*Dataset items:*

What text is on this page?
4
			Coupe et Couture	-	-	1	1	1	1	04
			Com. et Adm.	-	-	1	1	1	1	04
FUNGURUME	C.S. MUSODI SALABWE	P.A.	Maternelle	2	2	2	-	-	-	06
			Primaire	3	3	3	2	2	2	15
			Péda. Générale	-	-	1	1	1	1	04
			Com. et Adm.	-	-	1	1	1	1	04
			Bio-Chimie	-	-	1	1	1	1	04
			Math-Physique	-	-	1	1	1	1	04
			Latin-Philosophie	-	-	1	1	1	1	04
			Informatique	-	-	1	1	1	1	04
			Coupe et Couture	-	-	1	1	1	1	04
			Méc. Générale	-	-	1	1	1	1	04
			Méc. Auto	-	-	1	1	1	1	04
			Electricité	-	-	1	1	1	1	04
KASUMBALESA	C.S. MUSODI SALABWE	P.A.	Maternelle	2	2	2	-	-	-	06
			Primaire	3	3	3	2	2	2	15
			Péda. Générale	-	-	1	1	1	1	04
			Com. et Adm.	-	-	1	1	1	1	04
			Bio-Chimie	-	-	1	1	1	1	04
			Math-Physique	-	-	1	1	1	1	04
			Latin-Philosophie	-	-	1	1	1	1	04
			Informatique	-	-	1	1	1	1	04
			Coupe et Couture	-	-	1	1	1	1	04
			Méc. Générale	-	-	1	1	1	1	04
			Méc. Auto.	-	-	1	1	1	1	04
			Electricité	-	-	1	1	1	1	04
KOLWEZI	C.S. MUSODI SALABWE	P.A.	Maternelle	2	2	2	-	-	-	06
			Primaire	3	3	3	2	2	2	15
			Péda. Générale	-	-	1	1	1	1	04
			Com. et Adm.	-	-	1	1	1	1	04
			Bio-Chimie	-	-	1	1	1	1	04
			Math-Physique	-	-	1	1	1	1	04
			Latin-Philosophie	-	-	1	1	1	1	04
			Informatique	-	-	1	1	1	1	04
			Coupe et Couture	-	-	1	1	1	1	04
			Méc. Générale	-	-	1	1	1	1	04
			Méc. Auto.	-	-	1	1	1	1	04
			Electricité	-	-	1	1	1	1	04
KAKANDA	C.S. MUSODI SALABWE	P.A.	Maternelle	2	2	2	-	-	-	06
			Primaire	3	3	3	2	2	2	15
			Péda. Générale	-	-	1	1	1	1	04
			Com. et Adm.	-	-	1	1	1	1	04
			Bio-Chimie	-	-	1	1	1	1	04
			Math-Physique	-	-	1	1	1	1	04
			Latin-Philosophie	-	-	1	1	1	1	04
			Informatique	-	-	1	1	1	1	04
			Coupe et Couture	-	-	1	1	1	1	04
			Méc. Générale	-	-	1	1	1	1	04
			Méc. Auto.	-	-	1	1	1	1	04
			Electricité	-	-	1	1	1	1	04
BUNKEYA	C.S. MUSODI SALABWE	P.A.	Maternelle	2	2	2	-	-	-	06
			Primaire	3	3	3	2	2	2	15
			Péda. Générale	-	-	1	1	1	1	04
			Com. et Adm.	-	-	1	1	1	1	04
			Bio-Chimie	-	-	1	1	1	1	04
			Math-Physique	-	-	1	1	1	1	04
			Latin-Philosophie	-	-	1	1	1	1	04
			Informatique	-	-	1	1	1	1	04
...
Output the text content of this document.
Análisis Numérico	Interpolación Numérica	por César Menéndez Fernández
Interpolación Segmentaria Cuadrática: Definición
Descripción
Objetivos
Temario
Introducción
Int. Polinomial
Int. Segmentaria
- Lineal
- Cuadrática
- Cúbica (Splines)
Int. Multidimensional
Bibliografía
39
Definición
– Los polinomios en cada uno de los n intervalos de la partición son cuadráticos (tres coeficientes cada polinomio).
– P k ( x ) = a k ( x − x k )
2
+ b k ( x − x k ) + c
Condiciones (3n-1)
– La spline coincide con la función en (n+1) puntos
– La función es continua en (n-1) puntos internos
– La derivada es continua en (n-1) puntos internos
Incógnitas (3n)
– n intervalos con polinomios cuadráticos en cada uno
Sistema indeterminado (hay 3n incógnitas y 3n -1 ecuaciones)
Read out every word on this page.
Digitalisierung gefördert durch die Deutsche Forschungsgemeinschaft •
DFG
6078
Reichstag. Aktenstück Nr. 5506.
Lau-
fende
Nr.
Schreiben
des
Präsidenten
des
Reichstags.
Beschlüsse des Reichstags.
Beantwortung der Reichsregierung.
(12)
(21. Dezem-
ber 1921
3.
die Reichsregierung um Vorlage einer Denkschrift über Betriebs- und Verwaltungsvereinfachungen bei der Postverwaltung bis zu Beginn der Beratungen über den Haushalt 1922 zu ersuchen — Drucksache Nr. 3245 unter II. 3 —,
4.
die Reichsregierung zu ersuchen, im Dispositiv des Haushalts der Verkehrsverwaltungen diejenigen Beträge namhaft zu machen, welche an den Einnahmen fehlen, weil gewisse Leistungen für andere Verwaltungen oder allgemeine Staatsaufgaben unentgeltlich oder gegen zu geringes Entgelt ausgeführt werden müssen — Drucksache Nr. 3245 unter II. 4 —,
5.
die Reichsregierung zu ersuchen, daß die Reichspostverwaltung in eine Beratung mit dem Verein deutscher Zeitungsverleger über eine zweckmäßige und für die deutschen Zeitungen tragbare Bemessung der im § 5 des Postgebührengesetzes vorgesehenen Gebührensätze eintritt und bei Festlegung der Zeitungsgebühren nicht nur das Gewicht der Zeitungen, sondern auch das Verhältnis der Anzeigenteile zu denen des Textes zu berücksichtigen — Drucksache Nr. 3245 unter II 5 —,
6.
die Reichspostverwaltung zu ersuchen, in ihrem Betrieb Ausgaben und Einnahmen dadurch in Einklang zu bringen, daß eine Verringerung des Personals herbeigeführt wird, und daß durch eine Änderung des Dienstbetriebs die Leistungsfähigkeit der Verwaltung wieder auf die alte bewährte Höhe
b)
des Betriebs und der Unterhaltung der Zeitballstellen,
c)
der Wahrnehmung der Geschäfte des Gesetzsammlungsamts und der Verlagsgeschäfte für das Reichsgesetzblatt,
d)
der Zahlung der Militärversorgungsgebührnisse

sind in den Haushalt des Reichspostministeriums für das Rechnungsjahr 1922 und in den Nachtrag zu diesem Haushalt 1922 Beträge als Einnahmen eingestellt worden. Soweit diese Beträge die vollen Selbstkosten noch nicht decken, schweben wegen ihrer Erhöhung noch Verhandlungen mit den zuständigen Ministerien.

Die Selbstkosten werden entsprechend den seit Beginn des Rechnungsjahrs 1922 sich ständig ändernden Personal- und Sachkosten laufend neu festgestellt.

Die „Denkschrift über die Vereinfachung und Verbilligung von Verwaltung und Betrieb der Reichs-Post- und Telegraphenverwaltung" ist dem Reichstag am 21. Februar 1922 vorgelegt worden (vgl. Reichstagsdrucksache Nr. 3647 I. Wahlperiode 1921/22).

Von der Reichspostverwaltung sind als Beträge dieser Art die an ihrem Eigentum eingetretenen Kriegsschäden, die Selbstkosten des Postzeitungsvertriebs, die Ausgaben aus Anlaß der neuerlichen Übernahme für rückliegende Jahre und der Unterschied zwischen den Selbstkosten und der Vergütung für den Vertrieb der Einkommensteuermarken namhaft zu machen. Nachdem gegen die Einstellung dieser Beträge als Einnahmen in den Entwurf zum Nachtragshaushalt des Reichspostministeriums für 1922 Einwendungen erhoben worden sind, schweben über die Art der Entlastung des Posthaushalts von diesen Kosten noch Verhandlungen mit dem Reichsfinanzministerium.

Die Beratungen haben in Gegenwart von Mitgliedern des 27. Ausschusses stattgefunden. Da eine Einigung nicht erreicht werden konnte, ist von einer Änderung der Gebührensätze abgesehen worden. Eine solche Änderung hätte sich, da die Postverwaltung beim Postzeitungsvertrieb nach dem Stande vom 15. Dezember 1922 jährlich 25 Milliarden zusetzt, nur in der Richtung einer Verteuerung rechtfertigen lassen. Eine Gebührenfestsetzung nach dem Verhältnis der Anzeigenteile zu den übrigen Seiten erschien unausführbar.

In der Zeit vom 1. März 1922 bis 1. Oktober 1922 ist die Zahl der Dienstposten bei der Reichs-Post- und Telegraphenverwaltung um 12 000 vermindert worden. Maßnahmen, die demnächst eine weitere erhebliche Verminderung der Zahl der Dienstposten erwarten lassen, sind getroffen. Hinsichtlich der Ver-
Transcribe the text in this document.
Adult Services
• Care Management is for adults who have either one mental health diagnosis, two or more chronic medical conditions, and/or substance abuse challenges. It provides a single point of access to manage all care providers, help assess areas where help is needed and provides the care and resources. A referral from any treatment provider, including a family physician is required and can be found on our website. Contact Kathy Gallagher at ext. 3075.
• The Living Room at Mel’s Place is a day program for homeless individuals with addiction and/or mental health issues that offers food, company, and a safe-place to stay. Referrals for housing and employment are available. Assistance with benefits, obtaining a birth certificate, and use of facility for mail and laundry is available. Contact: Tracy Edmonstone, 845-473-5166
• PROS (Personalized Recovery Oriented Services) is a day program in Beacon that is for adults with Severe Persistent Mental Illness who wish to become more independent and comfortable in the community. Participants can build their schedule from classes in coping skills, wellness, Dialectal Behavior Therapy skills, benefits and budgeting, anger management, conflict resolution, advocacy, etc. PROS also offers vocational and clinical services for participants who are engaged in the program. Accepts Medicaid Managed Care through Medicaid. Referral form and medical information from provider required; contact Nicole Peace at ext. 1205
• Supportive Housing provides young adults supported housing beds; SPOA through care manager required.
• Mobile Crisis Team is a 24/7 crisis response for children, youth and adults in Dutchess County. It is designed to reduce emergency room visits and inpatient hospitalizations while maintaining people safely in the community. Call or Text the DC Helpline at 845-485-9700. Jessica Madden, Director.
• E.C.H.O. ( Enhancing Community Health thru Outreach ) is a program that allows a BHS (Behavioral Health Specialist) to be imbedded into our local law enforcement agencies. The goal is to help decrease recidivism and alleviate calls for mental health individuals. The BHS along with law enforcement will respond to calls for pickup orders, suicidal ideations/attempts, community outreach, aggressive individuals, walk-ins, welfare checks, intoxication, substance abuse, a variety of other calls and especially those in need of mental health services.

*Your task:*
Your task is to collect every line above that contains the word "internos".

*Task result:*
– La función es continua en (n-1) puntos internos
– La derivada es continua en (n-1) puntos internos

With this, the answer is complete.